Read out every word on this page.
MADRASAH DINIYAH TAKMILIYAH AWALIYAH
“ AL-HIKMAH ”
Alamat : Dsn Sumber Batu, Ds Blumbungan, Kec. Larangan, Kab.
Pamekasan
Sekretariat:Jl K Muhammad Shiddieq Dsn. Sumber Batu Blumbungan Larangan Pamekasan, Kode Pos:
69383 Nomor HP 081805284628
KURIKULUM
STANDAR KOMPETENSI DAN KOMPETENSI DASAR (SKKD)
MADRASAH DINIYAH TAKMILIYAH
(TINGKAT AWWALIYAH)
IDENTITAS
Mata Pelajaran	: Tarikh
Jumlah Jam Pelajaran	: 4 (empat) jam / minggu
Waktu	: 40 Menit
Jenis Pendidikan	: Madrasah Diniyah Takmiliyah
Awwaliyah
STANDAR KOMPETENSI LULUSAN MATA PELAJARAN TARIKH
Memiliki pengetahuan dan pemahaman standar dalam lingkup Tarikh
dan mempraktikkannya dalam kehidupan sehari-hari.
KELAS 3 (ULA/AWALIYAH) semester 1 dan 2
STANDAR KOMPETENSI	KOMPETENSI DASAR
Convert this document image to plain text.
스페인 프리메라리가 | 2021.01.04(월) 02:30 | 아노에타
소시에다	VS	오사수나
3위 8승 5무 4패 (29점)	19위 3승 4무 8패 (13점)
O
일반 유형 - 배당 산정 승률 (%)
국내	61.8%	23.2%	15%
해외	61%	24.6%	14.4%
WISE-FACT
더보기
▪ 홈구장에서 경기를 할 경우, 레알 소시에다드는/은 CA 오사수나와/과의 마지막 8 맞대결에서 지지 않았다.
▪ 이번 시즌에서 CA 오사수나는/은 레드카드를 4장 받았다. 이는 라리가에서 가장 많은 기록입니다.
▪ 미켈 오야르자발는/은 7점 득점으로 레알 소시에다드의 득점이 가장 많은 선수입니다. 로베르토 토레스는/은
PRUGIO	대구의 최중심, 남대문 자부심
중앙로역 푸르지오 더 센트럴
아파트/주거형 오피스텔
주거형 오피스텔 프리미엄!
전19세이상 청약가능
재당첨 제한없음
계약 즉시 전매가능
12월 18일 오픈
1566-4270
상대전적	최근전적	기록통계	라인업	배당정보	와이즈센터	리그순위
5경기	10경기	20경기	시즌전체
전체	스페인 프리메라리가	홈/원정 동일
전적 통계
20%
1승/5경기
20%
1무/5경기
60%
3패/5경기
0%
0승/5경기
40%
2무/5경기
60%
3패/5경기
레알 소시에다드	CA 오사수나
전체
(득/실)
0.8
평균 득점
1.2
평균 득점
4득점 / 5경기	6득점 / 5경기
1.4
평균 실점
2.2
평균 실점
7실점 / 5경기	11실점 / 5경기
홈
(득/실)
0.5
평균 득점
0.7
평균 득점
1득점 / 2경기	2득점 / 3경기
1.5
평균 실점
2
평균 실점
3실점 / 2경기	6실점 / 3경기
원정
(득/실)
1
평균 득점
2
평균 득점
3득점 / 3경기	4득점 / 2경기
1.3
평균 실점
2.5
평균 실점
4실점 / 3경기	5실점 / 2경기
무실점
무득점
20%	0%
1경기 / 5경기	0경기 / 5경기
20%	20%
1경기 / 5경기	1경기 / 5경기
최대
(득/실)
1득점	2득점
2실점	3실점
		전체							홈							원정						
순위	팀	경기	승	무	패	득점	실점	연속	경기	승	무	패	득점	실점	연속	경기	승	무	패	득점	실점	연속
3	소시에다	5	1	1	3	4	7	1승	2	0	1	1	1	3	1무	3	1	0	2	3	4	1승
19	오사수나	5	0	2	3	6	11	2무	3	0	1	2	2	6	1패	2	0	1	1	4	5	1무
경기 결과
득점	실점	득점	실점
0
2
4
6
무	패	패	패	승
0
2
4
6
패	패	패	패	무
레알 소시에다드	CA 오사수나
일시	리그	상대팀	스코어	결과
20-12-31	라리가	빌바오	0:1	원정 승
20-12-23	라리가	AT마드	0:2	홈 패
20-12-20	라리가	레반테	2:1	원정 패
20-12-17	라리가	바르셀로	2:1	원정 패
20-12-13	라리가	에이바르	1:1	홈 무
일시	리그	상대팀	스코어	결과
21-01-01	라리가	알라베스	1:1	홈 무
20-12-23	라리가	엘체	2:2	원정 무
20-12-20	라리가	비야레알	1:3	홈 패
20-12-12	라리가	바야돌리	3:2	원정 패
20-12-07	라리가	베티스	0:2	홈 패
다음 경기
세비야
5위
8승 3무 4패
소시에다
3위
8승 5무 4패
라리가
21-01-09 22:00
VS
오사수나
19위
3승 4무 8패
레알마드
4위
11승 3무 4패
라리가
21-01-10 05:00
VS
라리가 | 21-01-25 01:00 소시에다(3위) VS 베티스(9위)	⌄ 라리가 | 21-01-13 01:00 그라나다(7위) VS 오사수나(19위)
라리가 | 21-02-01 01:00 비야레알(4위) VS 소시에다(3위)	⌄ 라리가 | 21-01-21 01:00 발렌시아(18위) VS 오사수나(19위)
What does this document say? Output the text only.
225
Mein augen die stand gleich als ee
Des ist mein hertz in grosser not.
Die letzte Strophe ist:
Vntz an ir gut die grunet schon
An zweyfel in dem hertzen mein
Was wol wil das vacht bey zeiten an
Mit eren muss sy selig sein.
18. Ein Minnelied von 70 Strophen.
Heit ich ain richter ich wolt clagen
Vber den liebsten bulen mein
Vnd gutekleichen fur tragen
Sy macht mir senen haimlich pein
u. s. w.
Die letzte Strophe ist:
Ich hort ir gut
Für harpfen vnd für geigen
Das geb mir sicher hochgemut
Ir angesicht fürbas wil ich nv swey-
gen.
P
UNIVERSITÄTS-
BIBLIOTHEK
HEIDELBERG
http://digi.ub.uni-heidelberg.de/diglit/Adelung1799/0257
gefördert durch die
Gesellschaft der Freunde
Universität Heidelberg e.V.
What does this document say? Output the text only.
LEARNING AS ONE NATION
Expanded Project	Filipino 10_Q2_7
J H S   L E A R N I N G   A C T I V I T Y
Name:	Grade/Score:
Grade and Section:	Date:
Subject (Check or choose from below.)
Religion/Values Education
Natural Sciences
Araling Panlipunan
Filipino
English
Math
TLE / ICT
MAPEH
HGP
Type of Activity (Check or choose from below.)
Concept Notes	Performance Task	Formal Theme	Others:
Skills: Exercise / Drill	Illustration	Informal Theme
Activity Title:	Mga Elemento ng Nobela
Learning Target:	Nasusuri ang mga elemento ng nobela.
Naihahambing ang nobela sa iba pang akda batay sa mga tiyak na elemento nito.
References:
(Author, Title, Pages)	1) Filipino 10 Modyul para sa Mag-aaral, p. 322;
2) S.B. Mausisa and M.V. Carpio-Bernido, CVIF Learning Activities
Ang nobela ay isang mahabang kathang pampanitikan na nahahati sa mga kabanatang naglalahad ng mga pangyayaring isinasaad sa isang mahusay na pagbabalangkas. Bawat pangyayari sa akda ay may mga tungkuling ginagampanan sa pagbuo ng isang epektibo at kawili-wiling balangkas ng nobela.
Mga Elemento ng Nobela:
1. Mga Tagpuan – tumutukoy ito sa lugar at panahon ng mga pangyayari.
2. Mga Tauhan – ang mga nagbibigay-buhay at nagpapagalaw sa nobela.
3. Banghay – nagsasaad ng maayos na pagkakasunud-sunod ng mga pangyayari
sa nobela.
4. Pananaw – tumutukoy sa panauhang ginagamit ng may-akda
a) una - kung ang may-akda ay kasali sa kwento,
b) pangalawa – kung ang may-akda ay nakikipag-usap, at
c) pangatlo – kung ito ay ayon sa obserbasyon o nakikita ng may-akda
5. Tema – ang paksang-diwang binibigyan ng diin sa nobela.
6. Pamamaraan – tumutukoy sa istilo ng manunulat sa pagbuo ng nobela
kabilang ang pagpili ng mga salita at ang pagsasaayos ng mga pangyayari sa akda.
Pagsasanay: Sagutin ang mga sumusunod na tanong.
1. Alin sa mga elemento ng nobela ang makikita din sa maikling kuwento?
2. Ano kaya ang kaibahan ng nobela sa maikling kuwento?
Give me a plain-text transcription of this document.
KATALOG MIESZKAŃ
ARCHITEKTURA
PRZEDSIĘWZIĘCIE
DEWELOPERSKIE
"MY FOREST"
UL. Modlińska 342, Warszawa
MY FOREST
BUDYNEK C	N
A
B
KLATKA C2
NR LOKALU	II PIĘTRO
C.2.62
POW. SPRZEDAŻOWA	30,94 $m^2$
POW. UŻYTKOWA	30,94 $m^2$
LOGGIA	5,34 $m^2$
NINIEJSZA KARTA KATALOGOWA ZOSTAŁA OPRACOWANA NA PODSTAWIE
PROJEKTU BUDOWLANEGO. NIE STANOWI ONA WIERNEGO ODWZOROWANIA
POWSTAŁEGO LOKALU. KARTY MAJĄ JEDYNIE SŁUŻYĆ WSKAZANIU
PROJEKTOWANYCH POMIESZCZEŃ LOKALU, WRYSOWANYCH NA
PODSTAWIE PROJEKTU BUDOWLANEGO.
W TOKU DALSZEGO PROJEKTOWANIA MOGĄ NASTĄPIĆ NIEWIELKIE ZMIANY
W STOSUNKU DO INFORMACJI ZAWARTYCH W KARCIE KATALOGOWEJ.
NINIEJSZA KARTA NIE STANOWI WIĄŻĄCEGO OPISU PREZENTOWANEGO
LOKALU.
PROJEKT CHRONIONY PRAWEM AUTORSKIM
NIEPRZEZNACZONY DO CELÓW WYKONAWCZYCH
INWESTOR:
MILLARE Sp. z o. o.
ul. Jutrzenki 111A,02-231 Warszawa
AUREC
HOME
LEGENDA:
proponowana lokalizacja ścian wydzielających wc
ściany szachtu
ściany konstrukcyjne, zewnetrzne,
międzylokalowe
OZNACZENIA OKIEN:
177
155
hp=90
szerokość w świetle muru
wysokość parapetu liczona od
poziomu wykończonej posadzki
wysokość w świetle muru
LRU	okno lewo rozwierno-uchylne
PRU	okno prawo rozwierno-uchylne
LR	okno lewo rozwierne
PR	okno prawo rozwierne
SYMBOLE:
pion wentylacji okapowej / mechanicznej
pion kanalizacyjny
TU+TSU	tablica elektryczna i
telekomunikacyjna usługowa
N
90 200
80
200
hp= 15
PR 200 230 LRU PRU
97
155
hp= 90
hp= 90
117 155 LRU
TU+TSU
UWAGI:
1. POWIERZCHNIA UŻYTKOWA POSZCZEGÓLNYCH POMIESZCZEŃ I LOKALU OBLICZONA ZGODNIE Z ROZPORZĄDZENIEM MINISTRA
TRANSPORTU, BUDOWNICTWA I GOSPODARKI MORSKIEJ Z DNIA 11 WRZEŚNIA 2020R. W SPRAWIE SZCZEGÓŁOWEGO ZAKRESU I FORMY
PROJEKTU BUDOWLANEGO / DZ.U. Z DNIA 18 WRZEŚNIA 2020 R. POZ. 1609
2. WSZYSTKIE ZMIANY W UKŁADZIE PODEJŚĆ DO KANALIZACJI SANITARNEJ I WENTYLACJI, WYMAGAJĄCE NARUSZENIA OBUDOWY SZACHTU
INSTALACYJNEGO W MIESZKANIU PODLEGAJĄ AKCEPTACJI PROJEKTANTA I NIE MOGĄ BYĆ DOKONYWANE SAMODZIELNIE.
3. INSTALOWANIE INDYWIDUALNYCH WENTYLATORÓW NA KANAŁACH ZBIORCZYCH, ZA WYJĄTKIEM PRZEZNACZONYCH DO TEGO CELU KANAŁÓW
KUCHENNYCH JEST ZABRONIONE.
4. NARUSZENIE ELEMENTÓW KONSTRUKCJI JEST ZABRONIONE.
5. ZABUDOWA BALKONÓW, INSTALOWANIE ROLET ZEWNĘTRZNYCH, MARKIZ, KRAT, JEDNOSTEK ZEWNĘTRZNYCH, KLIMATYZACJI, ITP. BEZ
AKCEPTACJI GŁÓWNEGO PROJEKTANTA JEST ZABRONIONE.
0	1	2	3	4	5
----
What to work on:
Go through the records above and copy every line with the word "Pamekasan".

In response:
Pamekasan
Sekretariat:Jl K Muhammad Shiddieq Dsn. Sumber Batu Blumbungan Larangan Pamekasan, Kode Pos:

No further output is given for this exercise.